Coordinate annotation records
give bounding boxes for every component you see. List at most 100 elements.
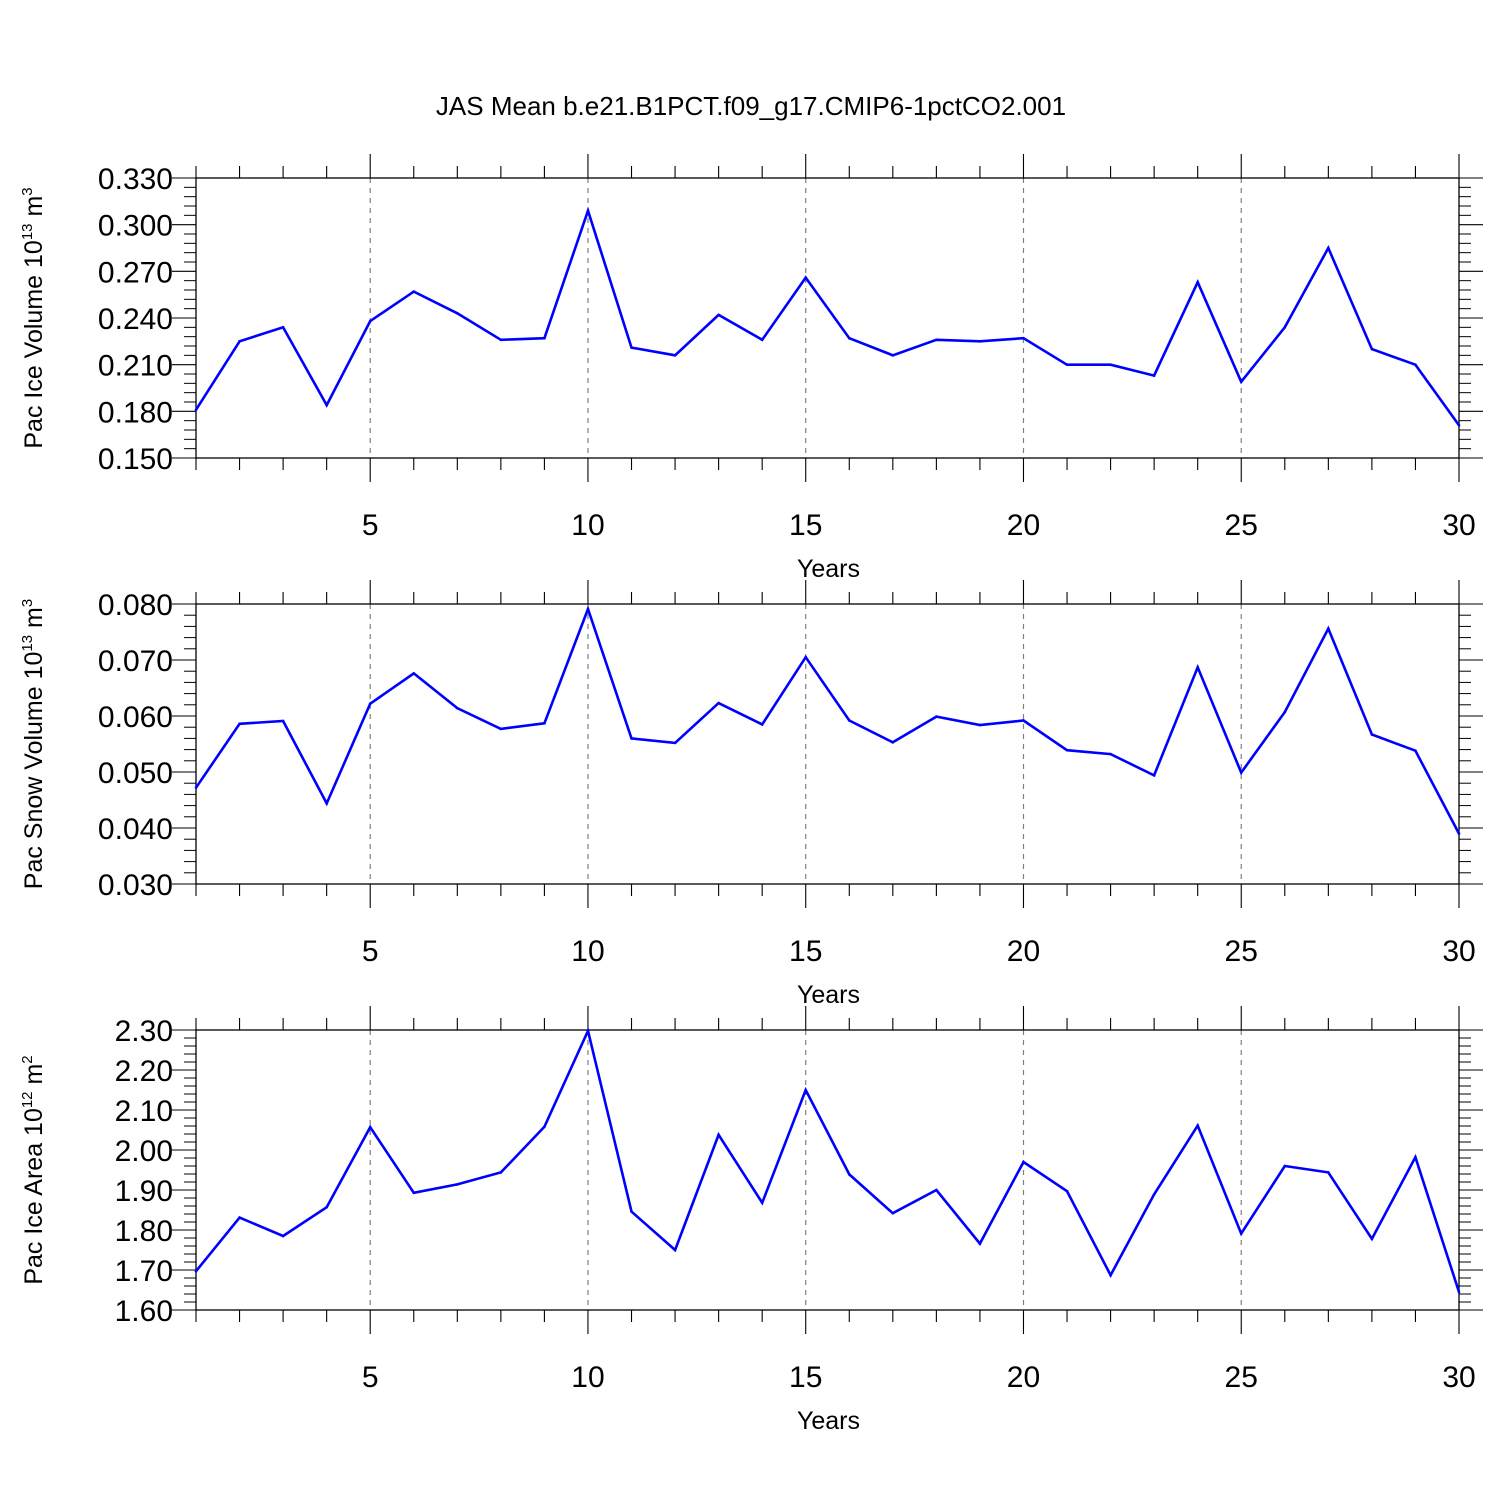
data-point-3-15 [804, 1088, 808, 1092]
data-point-2-22 [1109, 752, 1112, 756]
y-tick-label-2: 0.210 [98, 350, 173, 383]
panel-1: 5 10 15 20 25 30 Years 0.150 0.180 0.210 0.240 0.27… [19, 154, 1483, 583]
data-point-2-19 [978, 723, 982, 727]
y-tick-label-3: 1.90 [115, 1175, 173, 1208]
data-point-1-6 [412, 290, 416, 293]
data-point-2-27 [1327, 627, 1330, 630]
x-tick-label-25: 25 [1225, 935, 1258, 968]
y-tick-label-0: 1.60 [115, 1295, 173, 1328]
data-point-2-2 [238, 722, 241, 726]
y-tick-label-4: 2.00 [115, 1135, 173, 1168]
data-point-1-4 [325, 403, 328, 407]
data-point-1-8 [499, 338, 503, 342]
data-point-3-24 [1196, 1124, 1199, 1127]
figure-title: JAS Mean b.e21.B1PCT.f09_g17.CMIP6-1pctC… [436, 91, 1066, 121]
data-point-1-13 [717, 313, 720, 317]
x-tick-label-10: 10 [571, 1361, 604, 1394]
data-point-2-10 [586, 607, 590, 611]
data-point-1-22 [1109, 363, 1112, 366]
data-point-2-12 [673, 741, 677, 745]
data-point-1-5 [368, 319, 372, 323]
x-axis-label: Years [797, 1407, 860, 1435]
data-point-1-14 [760, 338, 764, 342]
data-point-2-23 [1152, 774, 1156, 777]
y-tick-label-1: 0.040 [98, 813, 173, 846]
data-point-1-16 [847, 336, 851, 340]
data-point-1-21 [1065, 363, 1069, 366]
x-tick-label-30: 30 [1442, 935, 1475, 968]
y-tick-label-3: 0.060 [98, 701, 173, 734]
data-point-2-14 [760, 723, 764, 726]
data-point-2-3 [281, 719, 285, 723]
data-point-2-7 [456, 706, 459, 710]
data-point-2-11 [630, 737, 633, 740]
plot-frame [195, 603, 1460, 885]
data-point-3-18 [935, 1188, 938, 1192]
x-tick-label-5: 5 [362, 509, 379, 542]
data-point-1-26 [1283, 326, 1287, 329]
data-point-1-20 [1022, 336, 1025, 340]
data-point-3-16 [847, 1173, 851, 1176]
data-point-3-5 [368, 1125, 372, 1129]
data-point-1-9 [543, 336, 546, 340]
data-point-2-6 [412, 672, 416, 675]
data-point-3-14 [760, 1201, 764, 1205]
y-tick-label-5: 0.300 [98, 210, 173, 243]
data-point-3-17 [891, 1211, 895, 1215]
data-point-1-7 [456, 312, 459, 315]
data-point-3-29 [1414, 1155, 1417, 1159]
data-point-3-21 [1065, 1189, 1069, 1193]
data-point-3-8 [499, 1171, 503, 1174]
data-point-2-20 [1022, 719, 1025, 722]
data-point-2-28 [1370, 733, 1374, 736]
y-axis-label: Pac Ice Area 1012 m2 [19, 1055, 48, 1284]
data-point-1-23 [1152, 374, 1156, 377]
data-point-1-25 [1239, 380, 1243, 384]
y-tick-label-0: 0.150 [98, 443, 173, 476]
data-point-2-24 [1196, 665, 1199, 669]
data-point-3-7 [456, 1183, 459, 1186]
data-point-1-27 [1327, 246, 1330, 250]
x-tick-label-5: 5 [362, 935, 379, 968]
data-point-2-5 [368, 702, 372, 705]
y-tick-label-4: 0.270 [98, 256, 173, 289]
data-point-1-11 [630, 346, 633, 349]
panels-container: 5 10 15 20 25 30 Years 0.150 0.180 0.210 0.240 0.27… [19, 154, 1483, 1435]
x-tick-label-20: 20 [1007, 509, 1040, 542]
data-point-3-4 [325, 1205, 328, 1209]
series-line-2 [194, 605, 1461, 835]
data-point-3-19 [978, 1242, 982, 1245]
data-point-3-28 [1370, 1237, 1374, 1241]
x-tick-label-25: 25 [1225, 1361, 1258, 1394]
data-point-2-8 [499, 727, 503, 731]
data-point-1-10 [586, 209, 590, 212]
data-point-3-3 [281, 1234, 285, 1238]
data-point-3-12 [673, 1248, 677, 1252]
x-tick-label-25: 25 [1225, 509, 1258, 542]
data-point-2-25 [1239, 771, 1243, 774]
data-point-3-25 [1239, 1232, 1243, 1235]
data-point-3-23 [1152, 1193, 1156, 1196]
data-point-1-17 [891, 354, 895, 357]
y-tick-label-4: 0.070 [98, 645, 173, 678]
y-tick-label-6: 2.20 [115, 1055, 173, 1088]
data-point-2-21 [1065, 748, 1069, 752]
y-tick-label-0: 0.030 [98, 869, 173, 902]
data-point-3-22 [1109, 1273, 1112, 1277]
data-point-2-30 [1457, 832, 1461, 835]
data-point-1-2 [238, 340, 241, 343]
data-point-1-15 [804, 276, 808, 279]
y-tick-label-2: 0.050 [98, 757, 173, 790]
x-tick-label-20: 20 [1007, 1361, 1040, 1394]
x-tick-label-15: 15 [789, 935, 822, 968]
data-point-1-1 [194, 408, 198, 412]
x-tick-label-20: 20 [1007, 935, 1040, 968]
data-point-2-4 [325, 802, 328, 805]
y-tick-label-1: 0.180 [98, 396, 173, 429]
series-line-3 [194, 1026, 1461, 1293]
y-tick-label-5: 2.10 [115, 1095, 173, 1128]
x-tick-label-30: 30 [1442, 1361, 1475, 1394]
data-point-1-3 [281, 326, 285, 329]
y-tick-label-6: 0.330 [98, 163, 173, 196]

▶ **Direction**:
Rewrite all of the records with every "figure-title" replaced by "chart-title" and everything else kept the same. Leave the pictures out of your answer.

▶ **Full solution**:
give bounding boxes for every component you see. List at most 100 elements.
data-point-3-15 [804, 1088, 808, 1092]
data-point-2-22 [1109, 752, 1112, 756]
y-tick-label-2: 0.210 [98, 350, 173, 383]
panel-1: 5 10 15 20 25 30 Years 0.150 0.180 0.210 0.240 0.27… [19, 154, 1483, 583]
data-point-2-19 [978, 723, 982, 727]
y-tick-label-3: 1.90 [115, 1175, 173, 1208]
data-point-1-6 [412, 290, 416, 293]
data-point-2-27 [1327, 627, 1330, 630]
x-tick-label-25: 25 [1225, 935, 1258, 968]
y-tick-label-0: 1.60 [115, 1295, 173, 1328]
data-point-2-2 [238, 722, 241, 726]
y-tick-label-4: 2.00 [115, 1135, 173, 1168]
data-point-1-4 [325, 403, 328, 407]
data-point-1-8 [499, 338, 503, 342]
data-point-3-24 [1196, 1124, 1199, 1127]
chart-title: JAS Mean b.e21.B1PCT.f09_g17.CMIP6-1pctC… [436, 91, 1066, 121]
data-point-1-13 [717, 313, 720, 317]
x-tick-label-10: 10 [571, 1361, 604, 1394]
data-point-2-10 [586, 607, 590, 611]
data-point-1-22 [1109, 363, 1112, 366]
data-point-2-12 [673, 741, 677, 745]
data-point-1-5 [368, 319, 372, 323]
x-axis-label: Years [797, 1407, 860, 1435]
data-point-1-14 [760, 338, 764, 342]
data-point-2-23 [1152, 774, 1156, 777]
y-tick-label-1: 0.040 [98, 813, 173, 846]
data-point-1-16 [847, 336, 851, 340]
data-point-1-21 [1065, 363, 1069, 366]
x-tick-label-30: 30 [1442, 935, 1475, 968]
y-tick-label-3: 0.060 [98, 701, 173, 734]
data-point-2-14 [760, 723, 764, 726]
data-point-2-3 [281, 719, 285, 723]
data-point-2-7 [456, 706, 459, 710]
data-point-2-11 [630, 737, 633, 740]
plot-frame [195, 603, 1460, 885]
data-point-3-18 [935, 1188, 938, 1192]
x-tick-label-5: 5 [362, 509, 379, 542]
data-point-1-26 [1283, 326, 1287, 329]
data-point-1-20 [1022, 336, 1025, 340]
data-point-3-16 [847, 1173, 851, 1176]
data-point-3-5 [368, 1125, 372, 1129]
data-point-1-9 [543, 336, 546, 340]
data-point-2-6 [412, 672, 416, 675]
data-point-3-14 [760, 1201, 764, 1205]
y-tick-label-5: 0.300 [98, 210, 173, 243]
data-point-3-17 [891, 1211, 895, 1215]
data-point-1-7 [456, 312, 459, 315]
data-point-3-29 [1414, 1155, 1417, 1159]
data-point-3-21 [1065, 1189, 1069, 1193]
data-point-3-8 [499, 1171, 503, 1174]
data-point-2-20 [1022, 719, 1025, 722]
data-point-2-28 [1370, 733, 1374, 736]
y-axis-label: Pac Ice Area 1012 m2 [19, 1055, 48, 1284]
data-point-1-23 [1152, 374, 1156, 377]
data-point-1-25 [1239, 380, 1243, 384]
y-tick-label-0: 0.150 [98, 443, 173, 476]
data-point-2-24 [1196, 665, 1199, 669]
data-point-3-7 [456, 1183, 459, 1186]
data-point-1-27 [1327, 246, 1330, 250]
x-tick-label-5: 5 [362, 935, 379, 968]
data-point-2-5 [368, 702, 372, 705]
y-tick-label-4: 0.270 [98, 256, 173, 289]
data-point-1-11 [630, 346, 633, 349]
panels-container: 5 10 15 20 25 30 Years 0.150 0.180 0.210 0.240 0.27… [19, 154, 1483, 1435]
x-tick-label-20: 20 [1007, 509, 1040, 542]
data-point-3-4 [325, 1205, 328, 1209]
series-line-2 [194, 605, 1461, 835]
data-point-3-19 [978, 1242, 982, 1245]
data-point-3-28 [1370, 1237, 1374, 1241]
x-tick-label-25: 25 [1225, 1361, 1258, 1394]
data-point-2-8 [499, 727, 503, 731]
data-point-1-10 [586, 209, 590, 212]
data-point-3-3 [281, 1234, 285, 1238]
data-point-3-12 [673, 1248, 677, 1252]
x-tick-label-25: 25 [1225, 509, 1258, 542]
data-point-2-25 [1239, 771, 1243, 774]
data-point-3-25 [1239, 1232, 1243, 1235]
data-point-3-23 [1152, 1193, 1156, 1196]
data-point-1-17 [891, 354, 895, 357]
y-tick-label-4: 0.070 [98, 645, 173, 678]
y-tick-label-6: 2.20 [115, 1055, 173, 1088]
data-point-2-21 [1065, 748, 1069, 752]
y-tick-label-0: 0.030 [98, 869, 173, 902]
data-point-3-22 [1109, 1273, 1112, 1277]
data-point-2-30 [1457, 832, 1461, 835]
data-point-1-2 [238, 340, 241, 343]
data-point-1-15 [804, 276, 808, 279]
y-tick-label-2: 0.050 [98, 757, 173, 790]
x-tick-label-20: 20 [1007, 1361, 1040, 1394]
x-tick-label-15: 15 [789, 935, 822, 968]
data-point-1-1 [194, 408, 198, 412]
x-tick-label-20: 20 [1007, 935, 1040, 968]
data-point-2-4 [325, 802, 328, 805]
y-tick-label-1: 0.180 [98, 396, 173, 429]
series-line-3 [194, 1026, 1461, 1293]
y-tick-label-5: 2.10 [115, 1095, 173, 1128]
x-tick-label-30: 30 [1442, 1361, 1475, 1394]
data-point-1-3 [281, 326, 285, 329]
y-tick-label-6: 0.330 [98, 163, 173, 196]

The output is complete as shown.